-- start THE DATA --

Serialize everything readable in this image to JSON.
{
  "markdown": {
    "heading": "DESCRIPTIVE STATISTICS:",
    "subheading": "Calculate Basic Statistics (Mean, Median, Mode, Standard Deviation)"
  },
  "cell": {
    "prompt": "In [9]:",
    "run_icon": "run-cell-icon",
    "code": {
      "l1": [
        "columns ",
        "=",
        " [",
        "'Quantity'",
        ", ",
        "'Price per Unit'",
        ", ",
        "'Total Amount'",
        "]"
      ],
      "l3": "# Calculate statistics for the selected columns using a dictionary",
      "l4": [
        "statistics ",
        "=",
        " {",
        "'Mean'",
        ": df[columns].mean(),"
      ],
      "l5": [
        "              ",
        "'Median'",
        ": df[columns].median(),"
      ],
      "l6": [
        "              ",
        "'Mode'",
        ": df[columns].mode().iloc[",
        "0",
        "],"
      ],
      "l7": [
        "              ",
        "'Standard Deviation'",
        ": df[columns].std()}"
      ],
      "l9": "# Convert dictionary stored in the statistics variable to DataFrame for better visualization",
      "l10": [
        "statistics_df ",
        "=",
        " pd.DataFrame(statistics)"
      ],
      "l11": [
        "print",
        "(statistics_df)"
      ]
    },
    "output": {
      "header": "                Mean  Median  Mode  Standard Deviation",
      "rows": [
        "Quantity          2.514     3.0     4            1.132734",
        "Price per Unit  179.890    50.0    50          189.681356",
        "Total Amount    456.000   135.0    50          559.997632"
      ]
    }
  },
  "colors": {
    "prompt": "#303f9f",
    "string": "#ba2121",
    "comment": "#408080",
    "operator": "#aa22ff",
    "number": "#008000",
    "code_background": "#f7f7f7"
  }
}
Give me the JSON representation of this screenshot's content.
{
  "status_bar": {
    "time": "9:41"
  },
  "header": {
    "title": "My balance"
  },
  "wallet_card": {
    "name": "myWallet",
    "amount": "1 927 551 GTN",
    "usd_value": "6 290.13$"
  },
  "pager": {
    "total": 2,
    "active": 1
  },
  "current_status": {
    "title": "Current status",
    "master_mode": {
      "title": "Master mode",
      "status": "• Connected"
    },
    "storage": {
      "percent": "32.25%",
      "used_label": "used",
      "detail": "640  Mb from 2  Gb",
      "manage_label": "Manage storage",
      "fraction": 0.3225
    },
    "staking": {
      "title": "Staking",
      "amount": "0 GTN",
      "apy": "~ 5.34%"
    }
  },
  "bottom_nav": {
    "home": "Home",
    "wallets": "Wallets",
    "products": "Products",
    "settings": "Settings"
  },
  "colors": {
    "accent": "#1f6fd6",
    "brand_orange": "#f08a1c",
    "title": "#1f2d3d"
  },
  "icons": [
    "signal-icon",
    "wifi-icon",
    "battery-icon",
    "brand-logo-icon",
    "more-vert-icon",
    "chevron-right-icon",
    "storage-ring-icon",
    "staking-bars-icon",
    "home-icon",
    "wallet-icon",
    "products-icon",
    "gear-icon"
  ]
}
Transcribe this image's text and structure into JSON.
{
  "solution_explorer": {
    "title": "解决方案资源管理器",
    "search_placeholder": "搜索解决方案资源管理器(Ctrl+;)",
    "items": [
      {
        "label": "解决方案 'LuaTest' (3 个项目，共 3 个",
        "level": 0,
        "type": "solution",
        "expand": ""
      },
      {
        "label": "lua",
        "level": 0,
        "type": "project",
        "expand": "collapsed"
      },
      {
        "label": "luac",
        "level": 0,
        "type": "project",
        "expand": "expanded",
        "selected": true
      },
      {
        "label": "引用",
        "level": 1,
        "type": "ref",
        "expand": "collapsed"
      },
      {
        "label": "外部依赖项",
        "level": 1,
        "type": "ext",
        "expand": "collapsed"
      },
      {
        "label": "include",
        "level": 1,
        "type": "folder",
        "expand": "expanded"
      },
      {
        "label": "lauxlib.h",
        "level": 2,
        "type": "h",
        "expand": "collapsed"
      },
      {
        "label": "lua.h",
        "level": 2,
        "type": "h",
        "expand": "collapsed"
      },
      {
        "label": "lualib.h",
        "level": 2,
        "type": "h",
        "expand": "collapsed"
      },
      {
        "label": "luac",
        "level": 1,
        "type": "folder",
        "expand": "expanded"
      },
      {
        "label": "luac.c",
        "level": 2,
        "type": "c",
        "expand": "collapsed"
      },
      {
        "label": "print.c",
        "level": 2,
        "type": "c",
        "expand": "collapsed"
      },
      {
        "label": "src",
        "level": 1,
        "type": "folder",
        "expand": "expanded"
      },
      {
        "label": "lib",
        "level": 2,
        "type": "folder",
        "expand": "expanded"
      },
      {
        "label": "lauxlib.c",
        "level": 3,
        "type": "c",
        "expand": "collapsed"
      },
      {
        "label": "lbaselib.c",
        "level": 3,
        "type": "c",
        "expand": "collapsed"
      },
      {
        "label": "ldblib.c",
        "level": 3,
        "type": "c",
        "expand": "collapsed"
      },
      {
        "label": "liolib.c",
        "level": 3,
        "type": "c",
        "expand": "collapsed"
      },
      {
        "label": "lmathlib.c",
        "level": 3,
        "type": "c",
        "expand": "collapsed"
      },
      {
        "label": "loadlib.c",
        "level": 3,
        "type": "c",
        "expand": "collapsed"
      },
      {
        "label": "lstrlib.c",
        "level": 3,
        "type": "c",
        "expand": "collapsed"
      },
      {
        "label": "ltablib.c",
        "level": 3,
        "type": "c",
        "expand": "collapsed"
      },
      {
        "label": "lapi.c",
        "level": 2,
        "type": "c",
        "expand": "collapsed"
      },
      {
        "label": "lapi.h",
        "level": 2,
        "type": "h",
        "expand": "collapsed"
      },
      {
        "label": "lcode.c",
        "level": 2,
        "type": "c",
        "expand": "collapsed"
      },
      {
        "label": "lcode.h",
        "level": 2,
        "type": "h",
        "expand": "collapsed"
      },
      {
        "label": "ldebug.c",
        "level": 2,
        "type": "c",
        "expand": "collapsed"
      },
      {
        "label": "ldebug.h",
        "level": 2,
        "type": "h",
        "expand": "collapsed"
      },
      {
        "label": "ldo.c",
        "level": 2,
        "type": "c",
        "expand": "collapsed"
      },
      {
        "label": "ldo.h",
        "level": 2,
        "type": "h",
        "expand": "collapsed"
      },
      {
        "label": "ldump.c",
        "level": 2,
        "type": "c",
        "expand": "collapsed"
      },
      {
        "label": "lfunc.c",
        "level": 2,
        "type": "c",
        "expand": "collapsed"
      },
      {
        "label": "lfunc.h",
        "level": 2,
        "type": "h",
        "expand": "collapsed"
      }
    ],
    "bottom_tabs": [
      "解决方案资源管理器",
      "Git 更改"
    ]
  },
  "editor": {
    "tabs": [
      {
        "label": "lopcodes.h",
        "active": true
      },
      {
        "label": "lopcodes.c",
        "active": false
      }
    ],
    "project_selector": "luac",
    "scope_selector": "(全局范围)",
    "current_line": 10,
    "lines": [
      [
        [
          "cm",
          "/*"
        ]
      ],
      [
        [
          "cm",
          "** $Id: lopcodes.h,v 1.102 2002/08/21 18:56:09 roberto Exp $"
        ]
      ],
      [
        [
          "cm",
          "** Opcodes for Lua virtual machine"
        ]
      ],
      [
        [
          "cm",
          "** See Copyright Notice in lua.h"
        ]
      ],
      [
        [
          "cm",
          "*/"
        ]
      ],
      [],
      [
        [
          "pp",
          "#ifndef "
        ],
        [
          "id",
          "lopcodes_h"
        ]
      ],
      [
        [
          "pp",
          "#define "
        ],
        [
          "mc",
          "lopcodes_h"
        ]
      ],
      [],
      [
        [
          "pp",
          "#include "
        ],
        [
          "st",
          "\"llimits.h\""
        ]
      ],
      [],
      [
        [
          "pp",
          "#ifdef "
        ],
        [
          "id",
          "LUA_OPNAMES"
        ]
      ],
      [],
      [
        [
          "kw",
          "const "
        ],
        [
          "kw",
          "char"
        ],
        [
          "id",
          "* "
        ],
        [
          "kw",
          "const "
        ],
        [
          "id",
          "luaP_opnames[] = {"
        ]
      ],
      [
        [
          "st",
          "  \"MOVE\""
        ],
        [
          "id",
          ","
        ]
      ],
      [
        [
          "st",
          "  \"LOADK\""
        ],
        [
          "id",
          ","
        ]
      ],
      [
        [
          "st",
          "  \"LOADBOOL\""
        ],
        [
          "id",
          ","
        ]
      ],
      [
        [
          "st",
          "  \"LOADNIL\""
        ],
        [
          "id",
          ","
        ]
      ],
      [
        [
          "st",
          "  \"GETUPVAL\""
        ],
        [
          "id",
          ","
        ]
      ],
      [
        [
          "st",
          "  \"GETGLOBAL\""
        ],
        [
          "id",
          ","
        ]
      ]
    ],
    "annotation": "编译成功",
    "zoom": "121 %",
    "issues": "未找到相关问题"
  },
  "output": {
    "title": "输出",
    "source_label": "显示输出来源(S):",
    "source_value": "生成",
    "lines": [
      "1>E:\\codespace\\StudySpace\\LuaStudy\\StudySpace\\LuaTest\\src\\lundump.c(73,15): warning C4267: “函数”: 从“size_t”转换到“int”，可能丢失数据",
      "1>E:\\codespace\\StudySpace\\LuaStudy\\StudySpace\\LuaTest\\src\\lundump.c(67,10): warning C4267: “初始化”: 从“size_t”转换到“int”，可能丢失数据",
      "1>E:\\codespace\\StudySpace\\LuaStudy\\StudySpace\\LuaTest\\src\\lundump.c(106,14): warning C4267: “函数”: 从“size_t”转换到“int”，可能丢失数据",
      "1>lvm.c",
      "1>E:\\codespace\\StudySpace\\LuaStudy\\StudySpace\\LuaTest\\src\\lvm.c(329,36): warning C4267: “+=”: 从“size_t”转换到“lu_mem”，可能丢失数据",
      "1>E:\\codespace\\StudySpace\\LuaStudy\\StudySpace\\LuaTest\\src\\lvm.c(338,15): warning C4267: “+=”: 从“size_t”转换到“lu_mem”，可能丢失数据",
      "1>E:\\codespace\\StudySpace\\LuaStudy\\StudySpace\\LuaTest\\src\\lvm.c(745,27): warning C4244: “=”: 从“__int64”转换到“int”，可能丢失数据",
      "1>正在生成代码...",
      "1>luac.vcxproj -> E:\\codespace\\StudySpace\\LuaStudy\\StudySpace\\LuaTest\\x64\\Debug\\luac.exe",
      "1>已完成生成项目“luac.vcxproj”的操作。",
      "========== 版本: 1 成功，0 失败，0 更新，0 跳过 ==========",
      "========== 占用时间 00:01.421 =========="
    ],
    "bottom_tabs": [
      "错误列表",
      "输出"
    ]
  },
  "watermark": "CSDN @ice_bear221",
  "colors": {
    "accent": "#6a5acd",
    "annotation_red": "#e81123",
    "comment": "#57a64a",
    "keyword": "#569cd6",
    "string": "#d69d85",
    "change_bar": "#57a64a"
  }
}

-- end THE DATA --

Pick out and copy every line that contains the word "codespace".

RESPONSE FOR THIS EXERCISE:
      "1>E:\\codespace\\StudySpace\\LuaStudy\\StudySpace\\LuaTest\\src\\lundump.c(73,15): warning C4267: “函数”: 从“size_t”转换到“int”，可能丢失数据",
      "1>E:\\codespace\\StudySpace\\LuaStudy\\StudySpace\\LuaTest\\src\\lundump.c(67,10): warning C4267: “初始化”: 从“size_t”转换到“int”，可能丢失数据",
      "1>E:\\codespace\\StudySpace\\LuaStudy\\StudySpace\\LuaTest\\src\\lundump.c(106,14): warning C4267: “函数”: 从“size_t”转换到“int”，可能丢失数据",
      "1>E:\\codespace\\StudySpace\\LuaStudy\\StudySpace\\LuaTest\\src\\lvm.c(329,36): warning C4267: “+=”: 从“size_t”转换到“lu_mem”，可能丢失数据",
      "1>E:\\codespace\\StudySpace\\LuaStudy\\StudySpace\\LuaTest\\src\\lvm.c(338,15): warning C4267: “+=”: 从“size_t”转换到“lu_mem”，可能丢失数据",
      "1>E:\\codespace\\StudySpace\\LuaStudy\\StudySpace\\LuaTest\\src\\lvm.c(745,27): warning C4244: “=”: 从“__int64”转换到“int”，可能丢失数据",
      "1>luac.vcxproj -> E:\\codespace\\StudySpace\\LuaStudy\\StudySpace\\LuaTest\\x64\\Debug\\luac.exe",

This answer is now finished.